What to work on: Make an exact copy of the entries, and keep any pictures out of it.

Excerpted data:
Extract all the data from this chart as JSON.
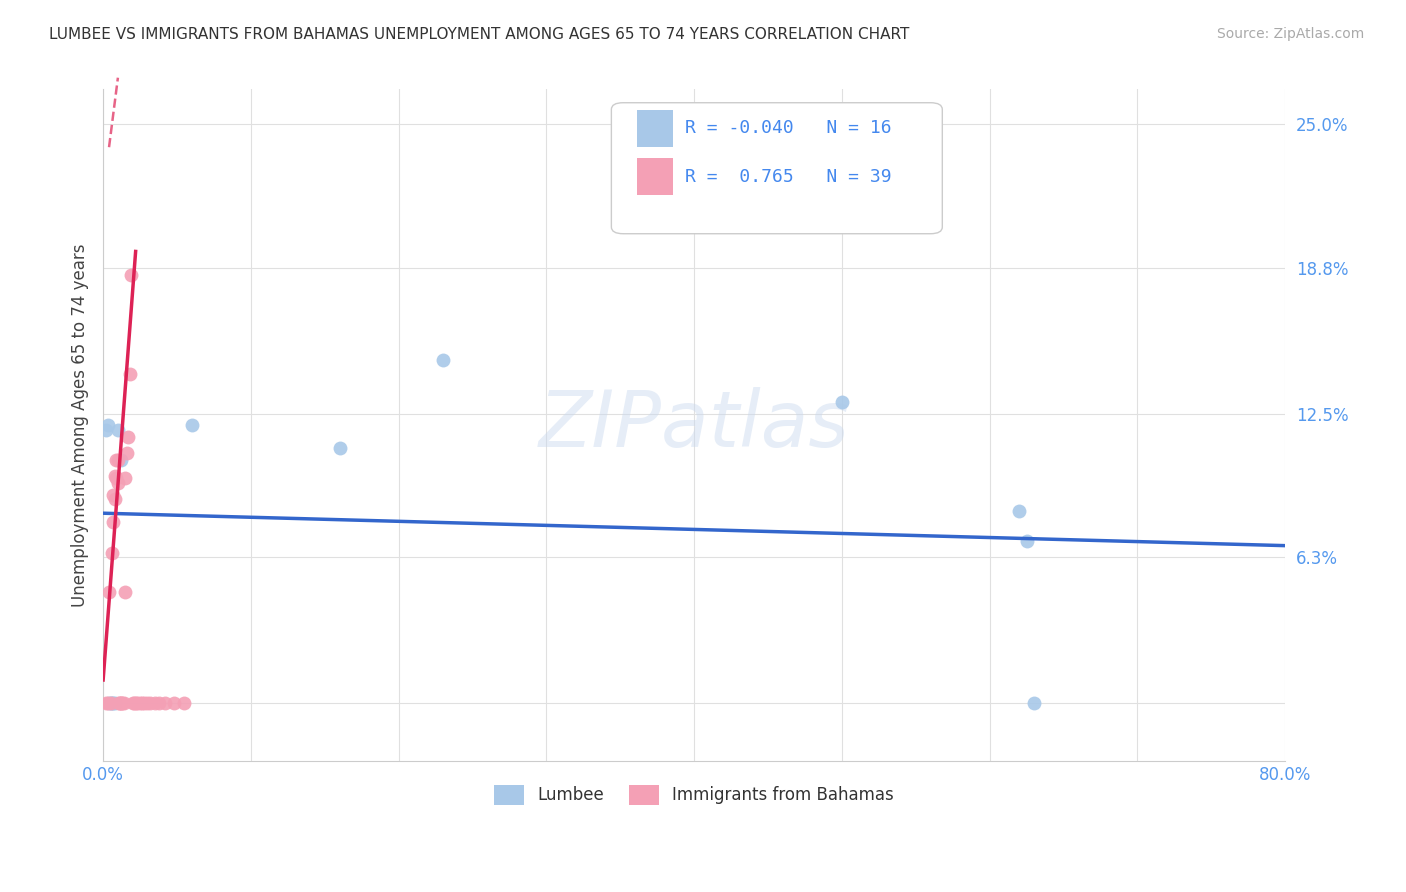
{
  "title": "LUMBEE VS IMMIGRANTS FROM BAHAMAS UNEMPLOYMENT AMONG AGES 65 TO 74 YEARS CORRELATION CHART",
  "source": "Source: ZipAtlas.com",
  "ylabel": "Unemployment Among Ages 65 to 74 years",
  "xlim": [
    0.0,
    0.8
  ],
  "ylim": [
    -0.025,
    0.265
  ],
  "ytick_vals": [
    0.0,
    0.063,
    0.125,
    0.188,
    0.25
  ],
  "ytick_labels": [
    "",
    "6.3%",
    "12.5%",
    "18.8%",
    "25.0%"
  ],
  "xtick_vals": [
    0.0,
    0.1,
    0.2,
    0.3,
    0.4,
    0.5,
    0.6,
    0.7,
    0.8
  ],
  "xtick_labels": [
    "0.0%",
    "",
    "",
    "",
    "",
    "",
    "",
    "",
    "80.0%"
  ],
  "lumbee_color": "#a8c8e8",
  "bahamas_color": "#f4a0b5",
  "trend_lumbee_color": "#3366cc",
  "trend_bahamas_color": "#dd2255",
  "R_lumbee": -0.04,
  "N_lumbee": 16,
  "R_bahamas": 0.765,
  "N_bahamas": 39,
  "lumbee_x": [
    0.002,
    0.003,
    0.004,
    0.005,
    0.006,
    0.007,
    0.008,
    0.01,
    0.012,
    0.06,
    0.16,
    0.23,
    0.5,
    0.62,
    0.625,
    0.63
  ],
  "lumbee_y": [
    0.118,
    0.12,
    0.0,
    0.0,
    0.0,
    0.0,
    0.0,
    0.118,
    0.105,
    0.12,
    0.11,
    0.148,
    0.13,
    0.083,
    0.07,
    0.0
  ],
  "bahamas_x": [
    0.002,
    0.003,
    0.004,
    0.005,
    0.006,
    0.007,
    0.007,
    0.008,
    0.008,
    0.009,
    0.009,
    0.01,
    0.01,
    0.011,
    0.011,
    0.012,
    0.012,
    0.013,
    0.014,
    0.015,
    0.015,
    0.016,
    0.017,
    0.018,
    0.019,
    0.02,
    0.021,
    0.022,
    0.023,
    0.025,
    0.026,
    0.028,
    0.03,
    0.032,
    0.035,
    0.038,
    0.042,
    0.048,
    0.055
  ],
  "bahamas_y": [
    0.0,
    0.0,
    0.048,
    0.0,
    0.065,
    0.078,
    0.09,
    0.088,
    0.098,
    0.097,
    0.105,
    0.095,
    0.105,
    0.0,
    0.0,
    0.0,
    0.0,
    0.0,
    0.0,
    0.048,
    0.097,
    0.108,
    0.115,
    0.142,
    0.185,
    0.0,
    0.0,
    0.0,
    0.0,
    0.0,
    0.0,
    0.0,
    0.0,
    0.0,
    0.0,
    0.0,
    0.0,
    0.0,
    0.0
  ],
  "lumbee_trend": [
    0.0,
    0.8,
    0.082,
    0.068
  ],
  "bahamas_trend_solid": [
    0.0,
    0.022,
    0.01,
    0.195
  ],
  "bahamas_trend_dashed": [
    0.004,
    0.01,
    0.24,
    0.27
  ],
  "marker_size": 100,
  "watermark": "ZIPatlas",
  "background_color": "#ffffff",
  "grid_color": "#e0e0e0"
}
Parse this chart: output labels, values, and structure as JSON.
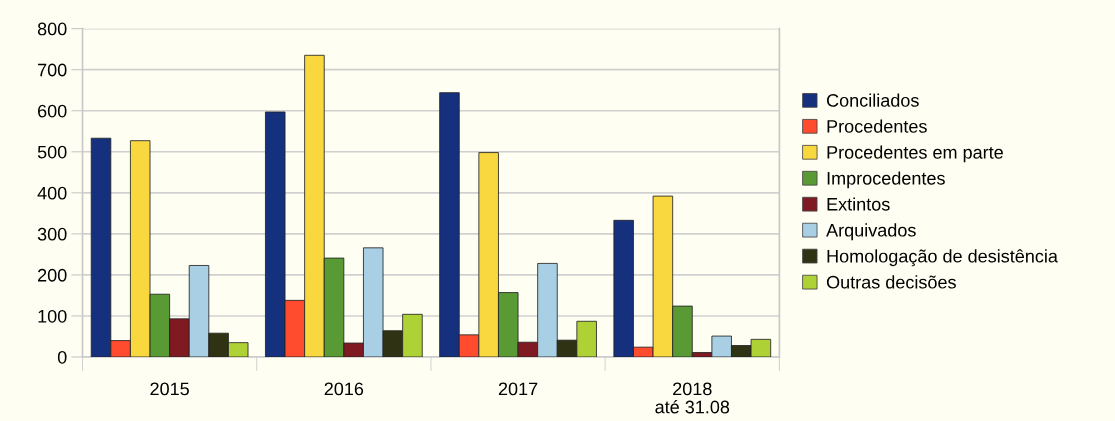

Response:
Extract all the data from this chart as JSON.
{
  "title": "LUMBEE VS IMMIGRANTS FROM BAHAMAS UNEMPLOYMENT AMONG AGES 65 TO 74 YEARS CORRELATION CHART",
  "source": "Source: ZipAtlas.com",
  "ylabel": "Unemployment Among Ages 65 to 74 years",
  "xlim": [
    0.0,
    0.8
  ],
  "ylim": [
    -0.025,
    0.265
  ],
  "ytick_vals": [
    0.0,
    0.063,
    0.125,
    0.188,
    0.25
  ],
  "ytick_labels": [
    "",
    "6.3%",
    "12.5%",
    "18.8%",
    "25.0%"
  ],
  "xtick_vals": [
    0.0,
    0.1,
    0.2,
    0.3,
    0.4,
    0.5,
    0.6,
    0.7,
    0.8
  ],
  "xtick_labels": [
    "0.0%",
    "",
    "",
    "",
    "",
    "",
    "",
    "",
    "80.0%"
  ],
  "lumbee_color": "#a8c8e8",
  "bahamas_color": "#f4a0b5",
  "trend_lumbee_color": "#3366cc",
  "trend_bahamas_color": "#dd2255",
  "R_lumbee": -0.04,
  "N_lumbee": 16,
  "R_bahamas": 0.765,
  "N_bahamas": 39,
  "lumbee_x": [
    0.002,
    0.003,
    0.004,
    0.005,
    0.006,
    0.007,
    0.008,
    0.01,
    0.012,
    0.06,
    0.16,
    0.23,
    0.5,
    0.62,
    0.625,
    0.63
  ],
  "lumbee_y": [
    0.118,
    0.12,
    0.0,
    0.0,
    0.0,
    0.0,
    0.0,
    0.118,
    0.105,
    0.12,
    0.11,
    0.148,
    0.13,
    0.083,
    0.07,
    0.0
  ],
  "bahamas_x": [
    0.002,
    0.003,
    0.004,
    0.005,
    0.006,
    0.007,
    0.007,
    0.008,
    0.008,
    0.009,
    0.009,
    0.01,
    0.01,
    0.011,
    0.011,
    0.012,
    0.012,
    0.013,
    0.014,
    0.015,
    0.015,
    0.016,
    0.017,
    0.018,
    0.019,
    0.02,
    0.021,
    0.022,
    0.023,
    0.025,
    0.026,
    0.028,
    0.03,
    0.032,
    0.035,
    0.038,
    0.042,
    0.048,
    0.055
  ],
  "bahamas_y": [
    0.0,
    0.0,
    0.048,
    0.0,
    0.065,
    0.078,
    0.09,
    0.088,
    0.098,
    0.097,
    0.105,
    0.095,
    0.105,
    0.0,
    0.0,
    0.0,
    0.0,
    0.0,
    0.0,
    0.048,
    0.097,
    0.108,
    0.115,
    0.142,
    0.185,
    0.0,
    0.0,
    0.0,
    0.0,
    0.0,
    0.0,
    0.0,
    0.0,
    0.0,
    0.0,
    0.0,
    0.0,
    0.0,
    0.0
  ],
  "lumbee_trend": [
    0.0,
    0.8,
    0.082,
    0.068
  ],
  "bahamas_trend_solid": [
    0.0,
    0.022,
    0.01,
    0.195
  ],
  "bahamas_trend_dashed": [
    0.004,
    0.01,
    0.24,
    0.27
  ],
  "marker_size": 100,
  "watermark": "ZIPatlas",
  "background_color": "#ffffff",
  "grid_color": "#e0e0e0"
}
Parse this chart: output labels, values, and structure as JSON.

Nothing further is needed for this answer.